**DATA:**
•••
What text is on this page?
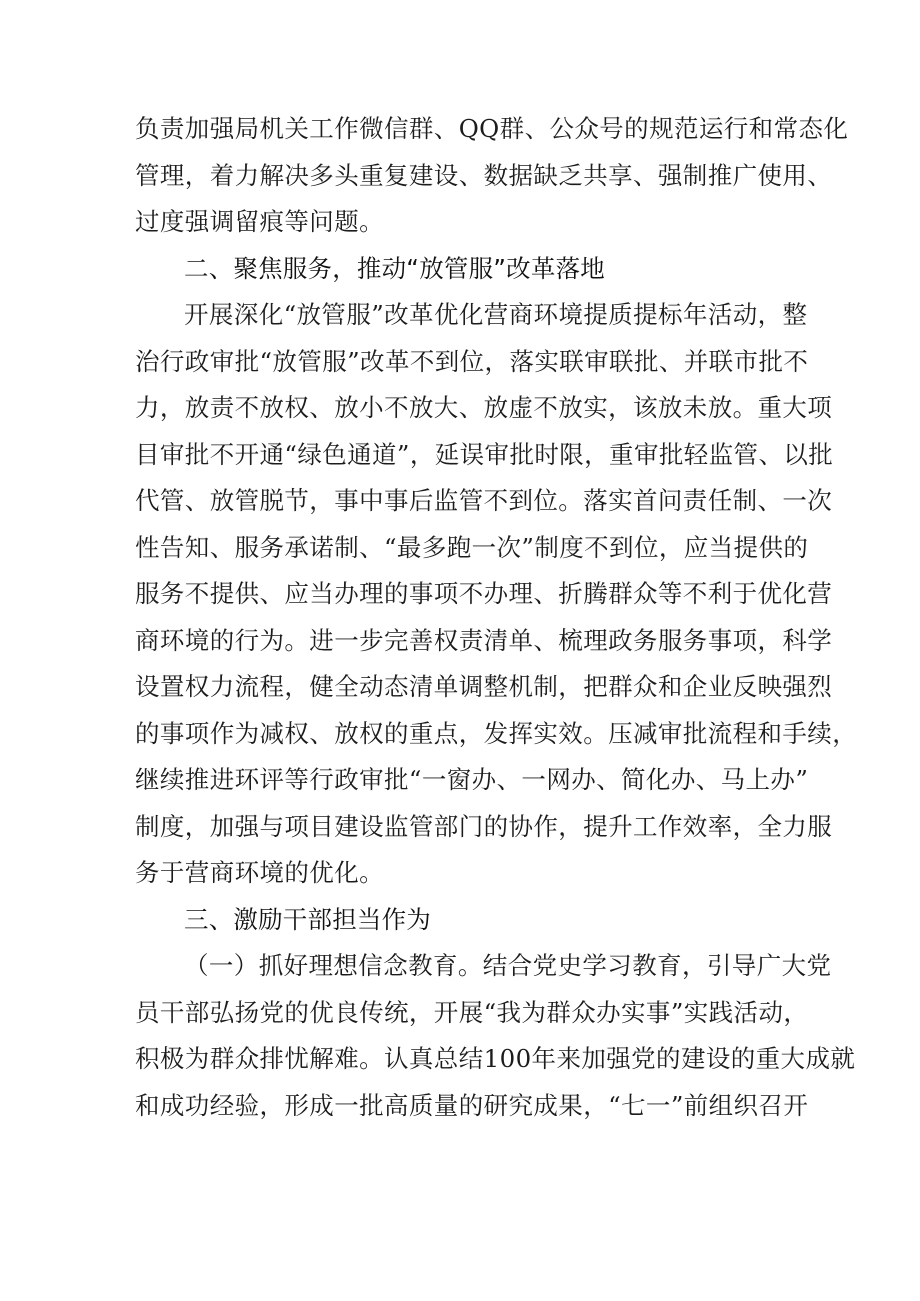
负责加强局机关工作微信群、QQ群、公众号的规范运行和常态化
管理，着力解决多头重复建设、数据缺乏共享、强制推广使用、
过度强调留痕等问题。
二、聚焦服务，推动“放管服”改革落地
开展深化“放管服”改革优化营商环境提质提标年活动，整
治行政审批“放管服”改革不到位，落实联审联批、并联市批不
力，放责不放权、放小不放大、放虚不放实，该放未放。重大项
目审批不开通“绿色通道”，延误审批时限，重审批轻监管、以批
代管、放管脱节，事中事后监管不到位。落实首问责任制、一次
性告知、服务承诺制、“最多跑一次”制度不到位，应当提供的
服务不提供、应当办理的事项不办理、折腾群众等不利于优化营
商环境的行为。进一步完善权责清单、梳理政务服务事项，科学
设置权力流程，健全动态清单调整机制，把群众和企业反映强烈
的事项作为减权、放权的重点，发挥实效。压减审批流程和手续，
继续推进环评等行政审批“一窗办、一网办、简化办、马上办”
制度，加强与项目建设监管部门的协作，提升工作效率，全力服
务于营商环境的优化。
三、激励干部担当作为
（一）抓好理想信念教育。结合党史学习教育，引导广大党
员干部弘扬党的优良传统，开展“我为群众办实事”实践活动，
积极为群众排忧解难。认真总结100年来加强党的建设的重大成就
和成功经验，形成一批高质量的研究成果，“七一”前组织召开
•••
**INSTRUCTIONS TO FOLLOW:** The records above must be echoed exactly, minus their pictures.

**TASK OUTPUT:**
What text is on this page?
负责加强局机关工作微信群、QQ群、公众号的规范运行和常态化
管理，着力解决多头重复建设、数据缺乏共享、强制推广使用、
过度强调留痕等问题。
二、聚焦服务，推动“放管服”改革落地
开展深化“放管服”改革优化营商环境提质提标年活动，整
治行政审批“放管服”改革不到位，落实联审联批、并联市批不
力，放责不放权、放小不放大、放虚不放实，该放未放。重大项
目审批不开通“绿色通道”，延误审批时限，重审批轻监管、以批
代管、放管脱节，事中事后监管不到位。落实首问责任制、一次
性告知、服务承诺制、“最多跑一次”制度不到位，应当提供的
服务不提供、应当办理的事项不办理、折腾群众等不利于优化营
商环境的行为。进一步完善权责清单、梳理政务服务事项，科学
设置权力流程，健全动态清单调整机制，把群众和企业反映强烈
的事项作为减权、放权的重点，发挥实效。压减审批流程和手续，
继续推进环评等行政审批“一窗办、一网办、简化办、马上办”
制度，加强与项目建设监管部门的协作，提升工作效率，全力服
务于营商环境的优化。
三、激励干部担当作为
（一）抓好理想信念教育。结合党史学习教育，引导广大党
员干部弘扬党的优良传统，开展“我为群众办实事”实践活动，
积极为群众排忧解难。认真总结100年来加强党的建设的重大成就
和成功经验，形成一批高质量的研究成果，“七一”前组织召开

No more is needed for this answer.